● Data for this task

- - - - -

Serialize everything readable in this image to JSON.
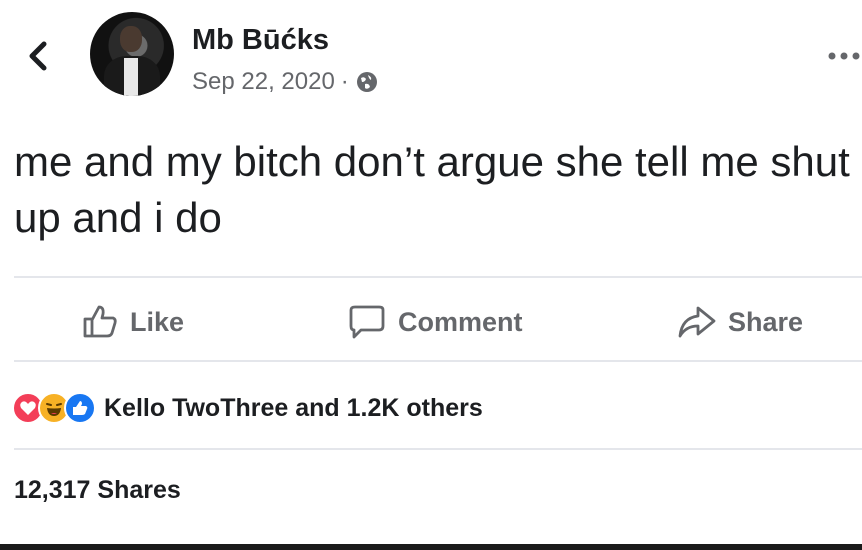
{
  "post": {
    "author": "Mb Būćks",
    "date": "Sep 22, 2020",
    "separator": "·",
    "privacy_icon": "globe-icon",
    "text": "me and my bitch don’t argue she tell me shut up and i do"
  },
  "actions": {
    "like_label": "Like",
    "comment_label": "Comment",
    "share_label": "Share"
  },
  "reactions": {
    "icons": [
      "love-icon",
      "haha-icon",
      "like-reaction-icon"
    ],
    "summary": "Kello TwoThree and 1.2K others"
  },
  "shares": {
    "label": "12,317 Shares"
  },
  "colors": {
    "text": "#1c1e21",
    "secondary": "#65676b",
    "love": "#f33e58",
    "haha": "#f7b125",
    "like_blue": "#1877f2",
    "divider": "#e4e6eb"
  }
}
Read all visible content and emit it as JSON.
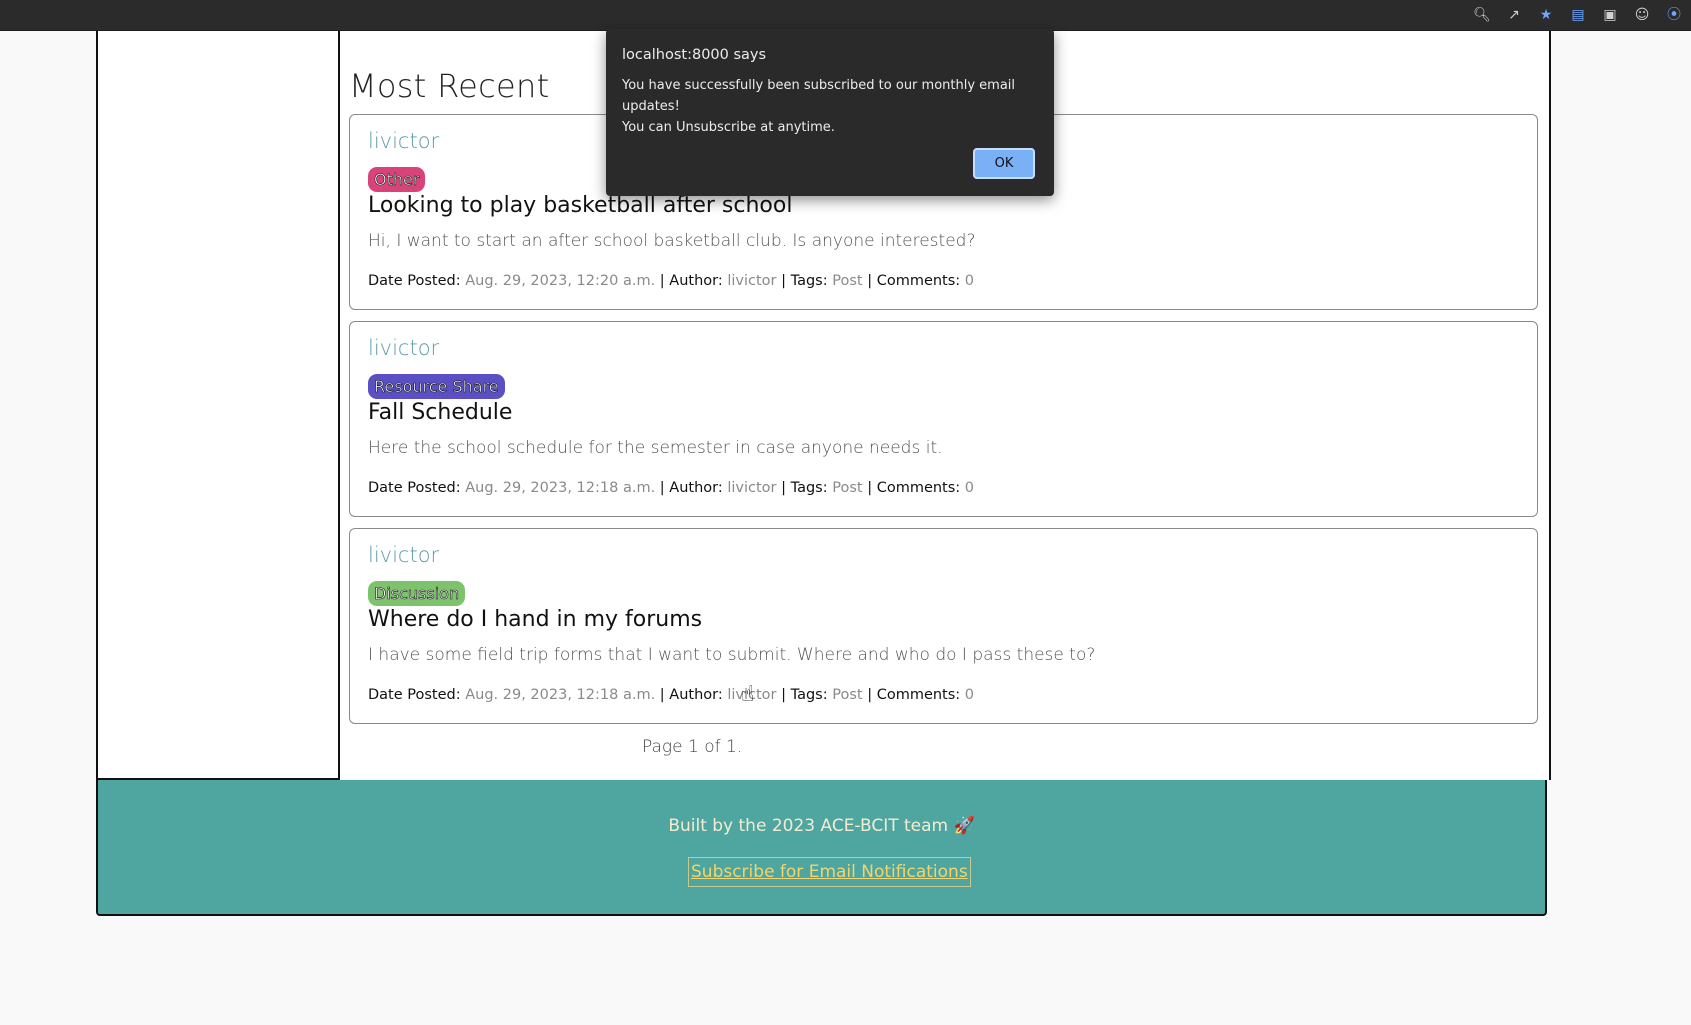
{
  "browser": {
    "icons": [
      "zoom-icon",
      "share-icon",
      "bookmark-star-icon",
      "extension-icon",
      "camera-icon",
      "profile-icon",
      "wifi-icon"
    ]
  },
  "main": {
    "section_title": "Most Recent",
    "posts": [
      {
        "author": "livictor",
        "tag": "Other",
        "tag_color": "#d9437a",
        "title": "Looking to play basketball after school",
        "excerpt": "Hi, I want to start an after school basketball club. Is anyone interested?",
        "meta": {
          "date_label": "Date Posted:",
          "date": "Aug. 29, 2023, 12:20 a.m.",
          "author_label": "Author:",
          "author": "livictor",
          "tags_label": "Tags:",
          "tags": "Post",
          "comments_label": "Comments:",
          "comments": "0"
        }
      },
      {
        "author": "livictor",
        "tag": "Resource Share",
        "tag_color": "#5a4fc3",
        "title": "Fall Schedule",
        "excerpt": "Here the school schedule for the semester in case anyone needs it.",
        "meta": {
          "date_label": "Date Posted:",
          "date": "Aug. 29, 2023, 12:18 a.m.",
          "author_label": "Author:",
          "author": "livictor",
          "tags_label": "Tags:",
          "tags": "Post",
          "comments_label": "Comments:",
          "comments": "0"
        }
      },
      {
        "author": "livictor",
        "tag": "Discussion",
        "tag_color": "#7dc36b",
        "title": "Where do I hand in my forums",
        "excerpt": "I have some field trip forms that I want to submit. Where and who do I pass these to?",
        "meta": {
          "date_label": "Date Posted:",
          "date": "Aug. 29, 2023, 12:18 a.m.",
          "author_label": "Author:",
          "author": "livictor",
          "tags_label": "Tags:",
          "tags": "Post",
          "comments_label": "Comments:",
          "comments": "0"
        }
      }
    ],
    "pagination": "Page 1 of 1."
  },
  "footer": {
    "built_by": "Built by the 2023 ACE-BCIT team 🚀",
    "subscribe_link": "Subscribe for Email Notifications"
  },
  "dialog": {
    "title": "localhost:8000 says",
    "message_line1": "You have successfully been subscribed to our monthly email updates!",
    "message_line2": "You can Unsubscribe at anytime.",
    "ok_label": "OK"
  },
  "colors": {
    "footer_bg": "#4fa5a0",
    "author_link": "#5a9aa6",
    "subscribe_link": "#f2d56b",
    "dialog_bg": "#2a2a2a",
    "ok_button": "#7ab0f6"
  }
}
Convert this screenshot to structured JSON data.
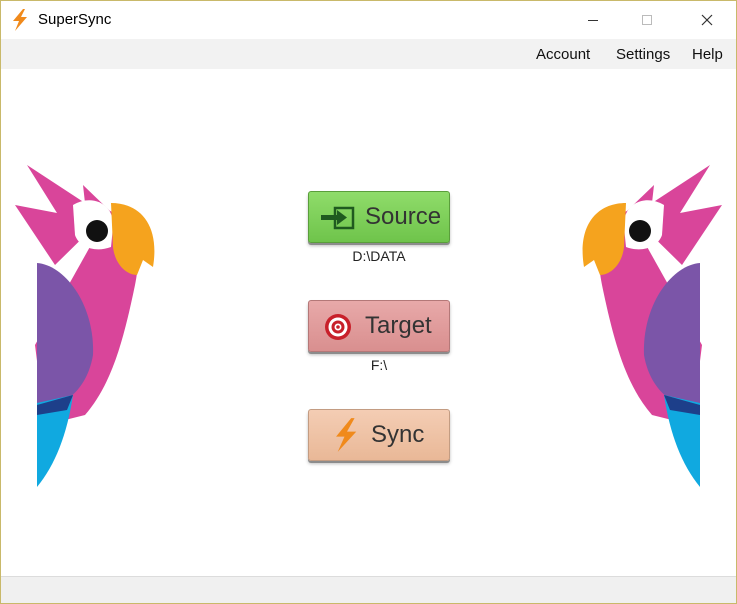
{
  "window": {
    "title": "SuperSync",
    "controls": {
      "minimize": "minimize",
      "maximize": "maximize",
      "close": "close"
    }
  },
  "menubar": {
    "items": [
      {
        "label": "Account"
      },
      {
        "label": "Settings"
      },
      {
        "label": "Help"
      }
    ]
  },
  "main": {
    "source_button": {
      "label": "Source",
      "icon": "enter-arrow-icon",
      "path": "D:\\DATA"
    },
    "target_button": {
      "label": "Target",
      "icon": "target-icon",
      "path": "F:\\"
    },
    "sync_button": {
      "label": "Sync",
      "icon": "lightning-icon"
    }
  },
  "colors": {
    "source_green": "#7ed159",
    "target_pink": "#e29c9c",
    "sync_peach": "#efc3a6",
    "parrot_pink": "#d9459a",
    "parrot_purple": "#7b55a8",
    "parrot_blue": "#10a9e0",
    "parrot_orange": "#f5a31e",
    "titlebar_border": "#c9b96a"
  }
}
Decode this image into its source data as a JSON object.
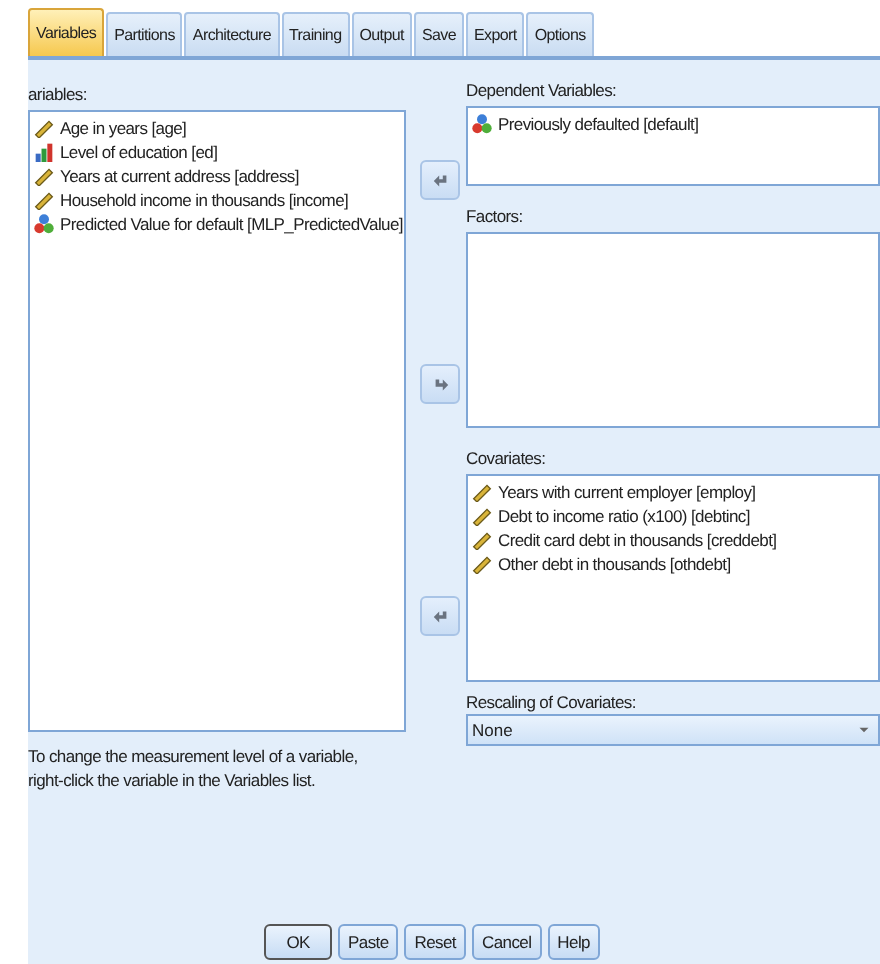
{
  "tabs": [
    {
      "label": "Variables",
      "selected": true
    },
    {
      "label": "Partitions",
      "selected": false
    },
    {
      "label": "Architecture",
      "selected": false
    },
    {
      "label": "Training",
      "selected": false
    },
    {
      "label": "Output",
      "selected": false
    },
    {
      "label": "Save",
      "selected": false
    },
    {
      "label": "Export",
      "selected": false
    },
    {
      "label": "Options",
      "selected": false
    }
  ],
  "variables": {
    "label": "ariables:",
    "items": [
      {
        "name": "Age in years [age]",
        "kind": "scale"
      },
      {
        "name": "Level of education [ed]",
        "kind": "ordinal"
      },
      {
        "name": "Years at current address [address]",
        "kind": "scale"
      },
      {
        "name": "Household income in thousands [income]",
        "kind": "scale"
      },
      {
        "name": "Predicted Value for default [MLP_PredictedValue]",
        "kind": "nominal"
      }
    ]
  },
  "dependent": {
    "label": "Dependent Variables:",
    "items": [
      {
        "name": "Previously defaulted [default]",
        "kind": "nominal"
      }
    ]
  },
  "factors": {
    "label": "Factors:"
  },
  "covariates": {
    "label": "Covariates:",
    "items": [
      {
        "name": "Years with current employer [employ]",
        "kind": "scale"
      },
      {
        "name": "Debt to income ratio (x100) [debtinc]",
        "kind": "scale"
      },
      {
        "name": "Credit card debt in thousands [creddebt]",
        "kind": "scale"
      },
      {
        "name": "Other debt in thousands [othdebt]",
        "kind": "scale"
      }
    ]
  },
  "note": "To change the measurement level of a variable, right-click the variable in the Variables list.",
  "rescaling": {
    "label": "Rescaling of Covariates:",
    "value": "None"
  },
  "buttons": [
    "OK",
    "Paste",
    "Reset",
    "Cancel",
    "Help"
  ]
}
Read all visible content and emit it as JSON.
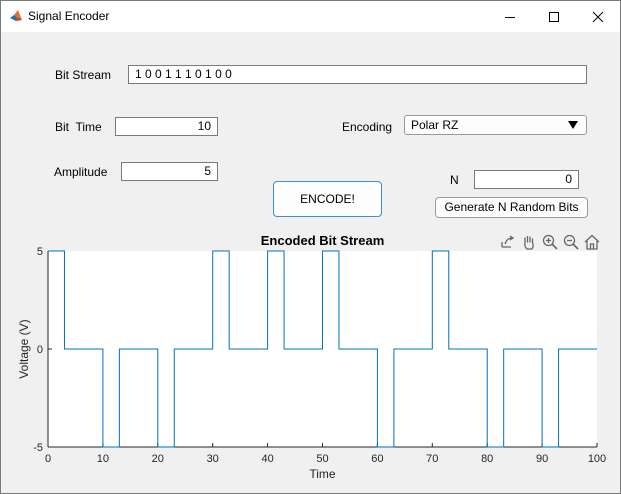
{
  "window": {
    "title": "Signal Encoder",
    "app_icon": "matlab-icon",
    "controls": [
      "minimize-icon",
      "maximize-icon",
      "close-icon"
    ]
  },
  "form": {
    "bitstream_label": "Bit Stream",
    "bitstream_value": "1 0 0 1 1 1 0 1 0 0",
    "bittime_label": "Bit  Time",
    "bittime_value": "10",
    "amplitude_label": "Amplitude",
    "amplitude_value": "5",
    "encoding_label": "Encoding",
    "encoding_value": "Polar RZ",
    "n_label": "N",
    "n_value": "0",
    "encode_button": "ENCODE!",
    "random_button": "Generate N Random Bits"
  },
  "toolbar": {
    "icons": [
      "export-icon",
      "pan-hand-icon",
      "zoom-in-icon",
      "zoom-out-icon",
      "home-icon"
    ]
  },
  "chart_data": {
    "type": "line",
    "title": "Encoded Bit Stream",
    "xlabel": "Time",
    "ylabel": "Voltage (V)",
    "xlim": [
      0,
      100
    ],
    "ylim": [
      -5,
      5
    ],
    "xticks": [
      0,
      10,
      20,
      30,
      40,
      50,
      60,
      70,
      80,
      90,
      100
    ],
    "yticks": [
      -5,
      0,
      5
    ],
    "grid": false,
    "line_color": "#0072bd",
    "series": [
      {
        "x": [
          0,
          3,
          3,
          10,
          10,
          13,
          13,
          20,
          20,
          23,
          23,
          30,
          30,
          33,
          33,
          40,
          40,
          43,
          43,
          50,
          50,
          53,
          53,
          60,
          60,
          63,
          63,
          70,
          70,
          73,
          73,
          80,
          80,
          83,
          83,
          90,
          90,
          93,
          93,
          100
        ],
        "y": [
          5,
          5,
          0,
          0,
          -5,
          -5,
          0,
          0,
          -5,
          -5,
          0,
          0,
          5,
          5,
          0,
          0,
          5,
          5,
          0,
          0,
          5,
          5,
          0,
          0,
          -5,
          -5,
          0,
          0,
          5,
          5,
          0,
          0,
          -5,
          -5,
          0,
          0,
          -5,
          -5,
          0,
          0
        ]
      }
    ]
  }
}
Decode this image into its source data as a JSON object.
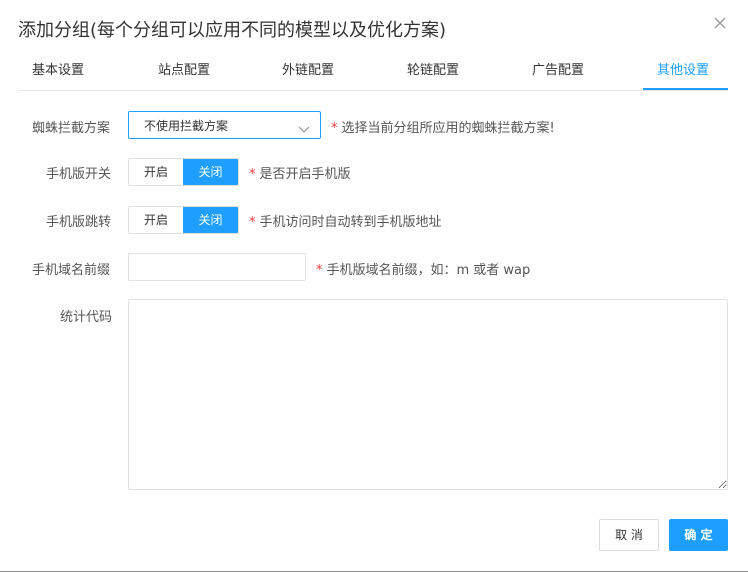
{
  "dialog": {
    "title": "添加分组(每个分组可以应用不同的模型以及优化方案)",
    "close_icon": "close-icon"
  },
  "tabs": [
    {
      "label": "基本设置",
      "active": false
    },
    {
      "label": "站点配置",
      "active": false
    },
    {
      "label": "外链配置",
      "active": false
    },
    {
      "label": "轮链配置",
      "active": false
    },
    {
      "label": "广告配置",
      "active": false
    },
    {
      "label": "其他设置",
      "active": true
    }
  ],
  "colors": {
    "accent": "#1e9fff",
    "required_star": "#e53935"
  },
  "form": {
    "spider": {
      "label": "蜘蛛拦截方案",
      "selected": "不使用拦截方案",
      "hint": "选择当前分组所应用的蜘蛛拦截方案!"
    },
    "mobile_switch": {
      "label": "手机版开关",
      "on_label": "开启",
      "off_label": "关闭",
      "selected": "关闭",
      "hint": "是否开启手机版"
    },
    "mobile_redirect": {
      "label": "手机版跳转",
      "on_label": "开启",
      "off_label": "关闭",
      "selected": "关闭",
      "hint": "手机访问时自动转到手机版地址"
    },
    "mobile_prefix": {
      "label": "手机域名前缀",
      "value": "",
      "hint": "手机版域名前缀，如：m 或者 wap"
    },
    "stats_code": {
      "label": "统计代码",
      "value": ""
    },
    "required_mark": "*"
  },
  "footer": {
    "cancel_label": "取 消",
    "ok_label": "确 定"
  }
}
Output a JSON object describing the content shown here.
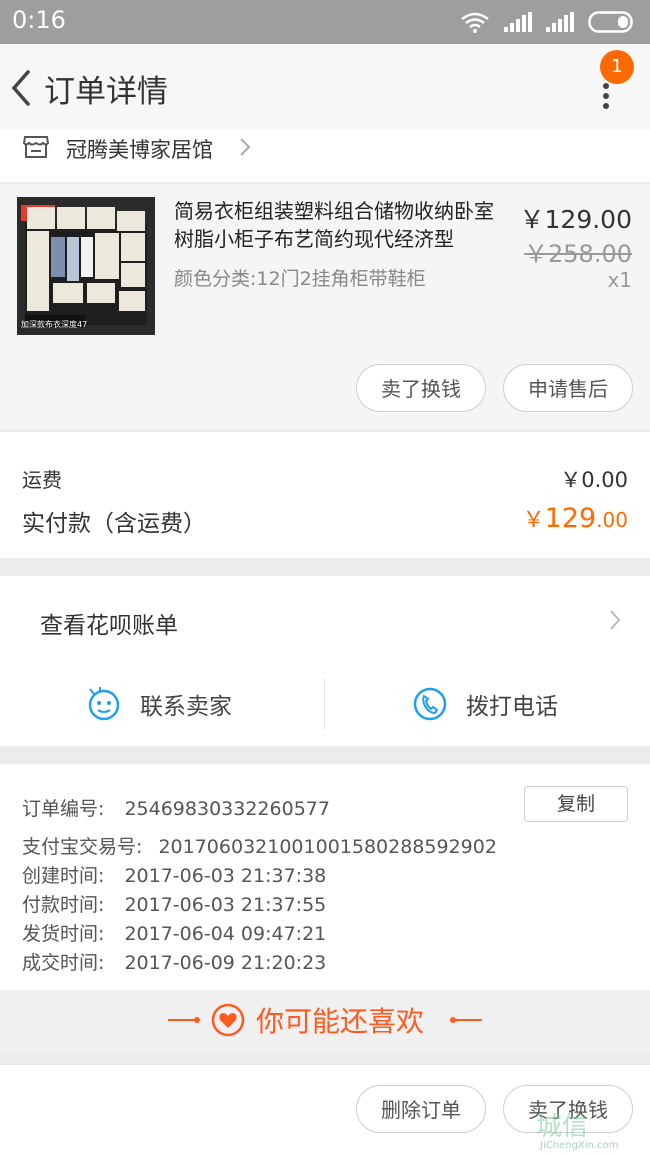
{
  "status_bar": {
    "time": "0:16"
  },
  "nav": {
    "title": "订单详情",
    "badge": "1"
  },
  "store": {
    "name": "冠腾美博家居馆"
  },
  "product": {
    "title": "简易衣柜组装塑料组合储物收纳卧室树脂小柜子布艺简约现代经济型",
    "spec": "颜色分类:12门2挂角柜带鞋柜",
    "price": "￥129.00",
    "original_price": "￥258.00",
    "quantity": "x1",
    "thumb_label": "冠腾",
    "thumb_caption": "加深款布衣深度47",
    "buttons": {
      "sell": "卖了换钱",
      "after_sale": "申请售后"
    }
  },
  "fees": {
    "shipping_label": "运费",
    "shipping_value": "￥0.00",
    "paid_label": "实付款（含运费）",
    "paid_currency": "￥",
    "paid_main": "129",
    "paid_cents": ".00"
  },
  "help": {
    "huabei_label": "查看花呗账单",
    "contact_seller": "联系卖家",
    "call_phone": "拨打电话"
  },
  "order_info": {
    "copy_label": "复制",
    "rows": [
      {
        "label": "订单编号:",
        "value": "25469830332260577"
      },
      {
        "label": "支付宝交易号:",
        "value": "2017060321001001580288592902"
      },
      {
        "label": "创建时间:",
        "value": "2017-06-03 21:37:38"
      },
      {
        "label": "付款时间:",
        "value": "2017-06-03 21:37:55"
      },
      {
        "label": "发货时间:",
        "value": "2017-06-04 09:47:21"
      },
      {
        "label": "成交时间:",
        "value": "2017-06-09 21:20:23"
      }
    ]
  },
  "recommend": {
    "title": "你可能还喜欢"
  },
  "bottom_bar": {
    "delete_order": "删除订单",
    "sell": "卖了换钱"
  },
  "watermark": {
    "text": "城信",
    "subtext": "JiChengXin.com"
  },
  "colors": {
    "accent": "#ff6a00",
    "icon_blue": "#1fa0e8"
  }
}
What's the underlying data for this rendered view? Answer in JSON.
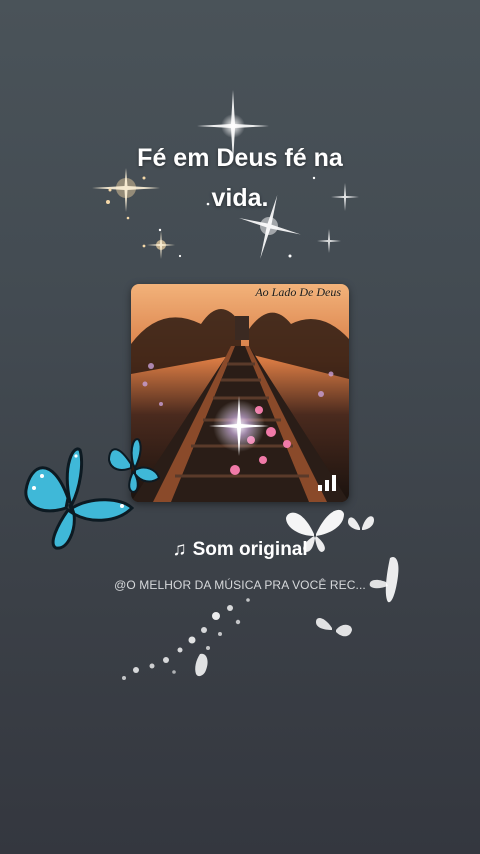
{
  "title": {
    "line1": "Fé em Deus fé na",
    "line2": "vida."
  },
  "cover": {
    "label": "Ao Lado De Deus",
    "playing_indicator": "equalizer-bars-icon"
  },
  "sound": {
    "note_icon": "♫",
    "name": "Som original",
    "author": "@O MELHOR DA MÚSICA PRA VOCÊ REC..."
  },
  "colors": {
    "background_top": "#4a5359",
    "background_bottom": "#34373f",
    "text": "#ffffff",
    "subtext": "#d6d8db"
  },
  "decorations": [
    "sparkle-icon",
    "blue-butterfly-icon",
    "white-butterfly-icon"
  ]
}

- - - - -

● Challenge
Write down exactly the lines running from the line with "What's the underlying" through the end of the material, both ends included, and none of the pictures.

● Result
What's the underlying data for this rendered view? Answer in JSON.
{
  "title": {
    "line1": "Fé em Deus fé na",
    "line2": "vida."
  },
  "cover": {
    "label": "Ao Lado De Deus",
    "playing_indicator": "equalizer-bars-icon"
  },
  "sound": {
    "note_icon": "♫",
    "name": "Som original",
    "author": "@O MELHOR DA MÚSICA PRA VOCÊ REC..."
  },
  "colors": {
    "background_top": "#4a5359",
    "background_bottom": "#34373f",
    "text": "#ffffff",
    "subtext": "#d6d8db"
  },
  "decorations": [
    "sparkle-icon",
    "blue-butterfly-icon",
    "white-butterfly-icon"
  ]
}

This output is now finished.